The records below are to be copied word for word, with every picture left out.

[Saved entries]

§ §

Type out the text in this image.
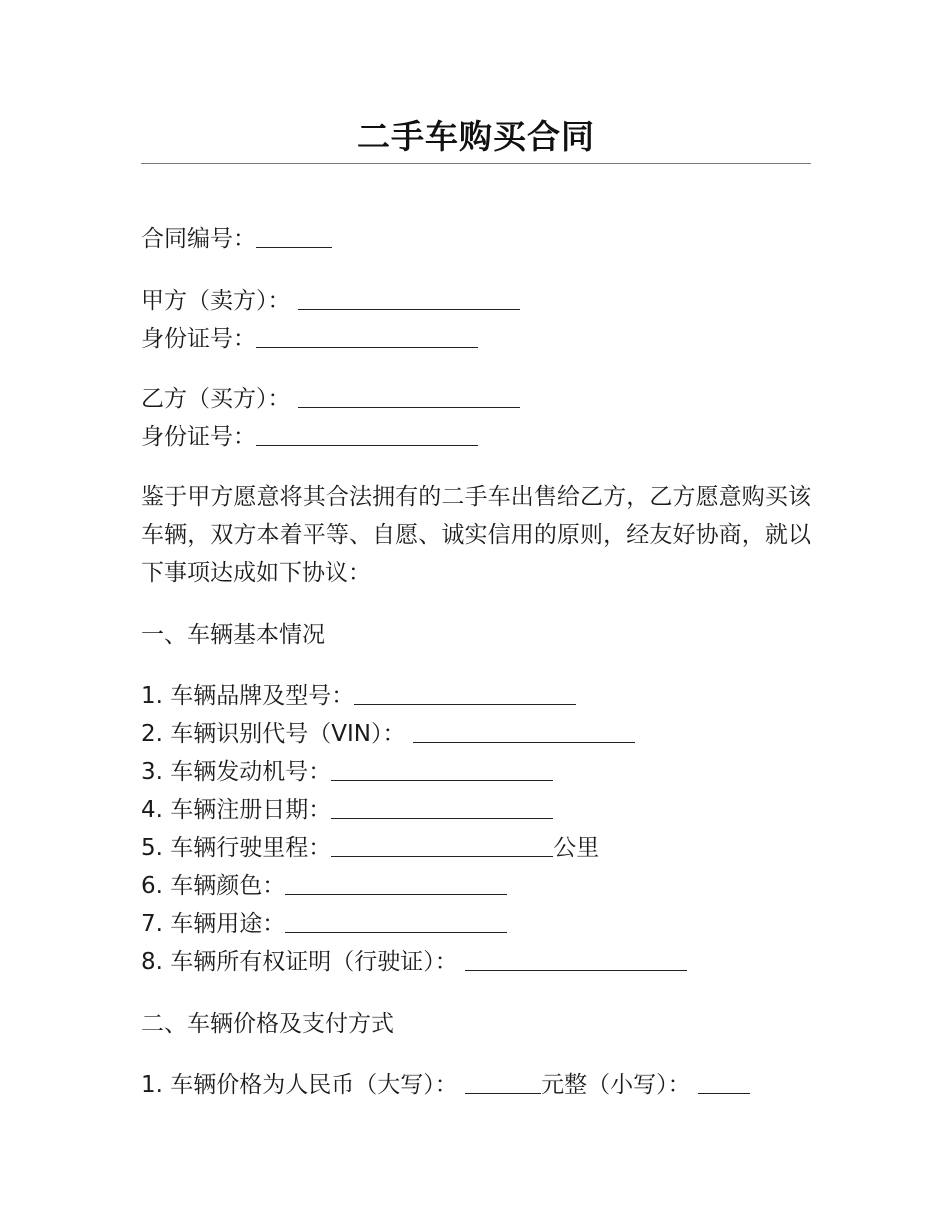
二手车购买合同
合同编号：
甲方（卖方）：
身份证号：
乙方（买方）：
身份证号：
鉴于甲方愿意将其合法拥有的二手车出售给乙方，乙方愿意购买该车辆，双方本着平等、自愿、诚实信用的原则，经友好协商，就以下事项达成如下协议：
一、车辆基本情况
1. 车辆品牌及型号：
2. 车辆识别代号（VIN）：
3. 车辆发动机号：
4. 车辆注册日期：
5. 车辆行驶里程：	公里
6. 车辆颜色：
7. 车辆用途：
8. 车辆所有权证明（行驶证）：
二、车辆价格及支付方式
1. 车辆价格为人民币（大写）：	元整（小写）：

§ §

Solution for this exercise:
Type out the text in this image.
二手车购买合同
合同编号：
甲方（卖方）：
身份证号：
乙方（买方）：
身份证号：
鉴于甲方愿意将其合法拥有的二手车出售给乙方，乙方愿意购买该车辆，双方本着平等、自愿、诚实信用的原则，经友好协商，就以下事项达成如下协议：
一、车辆基本情况
1. 车辆品牌及型号：
2. 车辆识别代号（VIN）：
3. 车辆发动机号：
4. 车辆注册日期：
5. 车辆行驶里程：	公里
6. 车辆颜色：
7. 车辆用途：
8. 车辆所有权证明（行驶证）：
二、车辆价格及支付方式
1. 车辆价格为人民币（大写）：	元整（小写）：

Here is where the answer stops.